* Task instructions *
Keep every line where the word "coordinate" appears; drop the rest.
[Start Data listing]
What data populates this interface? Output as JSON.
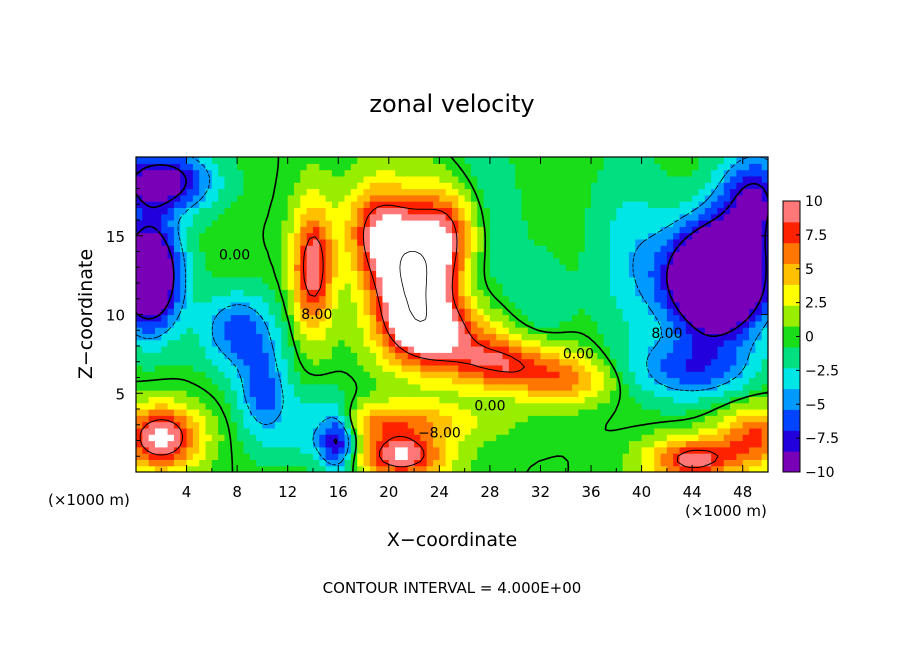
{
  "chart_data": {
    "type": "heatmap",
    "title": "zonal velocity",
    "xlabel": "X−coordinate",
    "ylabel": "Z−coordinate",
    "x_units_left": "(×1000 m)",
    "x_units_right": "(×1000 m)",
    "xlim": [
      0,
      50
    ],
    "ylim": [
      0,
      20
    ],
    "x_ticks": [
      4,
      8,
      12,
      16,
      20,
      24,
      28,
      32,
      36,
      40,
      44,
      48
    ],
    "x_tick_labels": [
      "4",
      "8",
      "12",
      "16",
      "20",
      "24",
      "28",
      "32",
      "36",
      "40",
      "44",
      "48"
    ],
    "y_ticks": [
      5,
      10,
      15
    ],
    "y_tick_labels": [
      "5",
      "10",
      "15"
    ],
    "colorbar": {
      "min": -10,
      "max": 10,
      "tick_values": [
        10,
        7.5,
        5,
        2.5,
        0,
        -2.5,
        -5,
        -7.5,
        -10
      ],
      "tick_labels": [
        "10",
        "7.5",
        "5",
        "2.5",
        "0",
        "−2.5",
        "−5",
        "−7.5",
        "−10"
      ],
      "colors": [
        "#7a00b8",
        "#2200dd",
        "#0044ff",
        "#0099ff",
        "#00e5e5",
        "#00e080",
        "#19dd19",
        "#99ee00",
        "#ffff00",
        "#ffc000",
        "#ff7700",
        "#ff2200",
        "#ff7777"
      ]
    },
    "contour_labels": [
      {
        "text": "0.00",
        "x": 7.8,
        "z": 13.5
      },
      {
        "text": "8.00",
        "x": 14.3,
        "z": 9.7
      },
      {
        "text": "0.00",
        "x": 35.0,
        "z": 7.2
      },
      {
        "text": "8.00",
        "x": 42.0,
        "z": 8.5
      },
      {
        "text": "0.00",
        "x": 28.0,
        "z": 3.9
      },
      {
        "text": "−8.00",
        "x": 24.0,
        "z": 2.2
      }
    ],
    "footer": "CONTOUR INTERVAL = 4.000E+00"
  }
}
[End Data listing]
* Finished answer *
    "xlabel": "X−coordinate",
    "ylabel": "Z−coordinate",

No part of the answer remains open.